[Figure record listings]
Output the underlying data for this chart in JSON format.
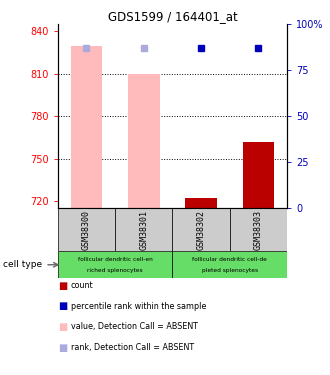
{
  "title": "GDS1599 / 164401_at",
  "samples": [
    "GSM38300",
    "GSM38301",
    "GSM38302",
    "GSM38303"
  ],
  "ylim_left": [
    715,
    845
  ],
  "ylim_right": [
    0,
    100
  ],
  "yticks_left": [
    720,
    750,
    780,
    810,
    840
  ],
  "yticks_right": [
    0,
    25,
    50,
    75,
    100
  ],
  "ytick_labels_right": [
    "0",
    "25",
    "50",
    "75",
    "100%"
  ],
  "bars_pink": [
    830,
    810,
    null,
    null
  ],
  "bars_red": [
    null,
    null,
    722,
    762
  ],
  "dot_blue_rank": [
    null,
    null,
    87,
    87
  ],
  "dot_lightblue_rank": [
    87,
    87,
    null,
    null
  ],
  "bar_width": 0.55,
  "pink_bar_color": "#ffbbbb",
  "red_bar_color": "#bb0000",
  "blue_dot_color": "#0000bb",
  "lightblue_dot_color": "#aaaadd",
  "grid_dotted_at": [
    750,
    780,
    810
  ],
  "group_labels_top": [
    "follicular dendritic cell-en",
    "follicular dendritic cell-de"
  ],
  "group_labels_bot": [
    "riched splenocytes",
    "pleted splenocytes"
  ],
  "group_color": "#66dd66",
  "sample_box_color": "#cccccc",
  "legend_items": [
    {
      "color": "#bb0000",
      "label": "count"
    },
    {
      "color": "#0000bb",
      "label": "percentile rank within the sample"
    },
    {
      "color": "#ffbbbb",
      "label": "value, Detection Call = ABSENT"
    },
    {
      "color": "#aaaadd",
      "label": "rank, Detection Call = ABSENT"
    }
  ],
  "cell_type_label": "cell type"
}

■ SHORT PROBLEM: Check every line for "splenocytes" and show the ones that have it.

■ EXERCISE RESULT:
    "riched splenocytes",
    "pleted splenocytes"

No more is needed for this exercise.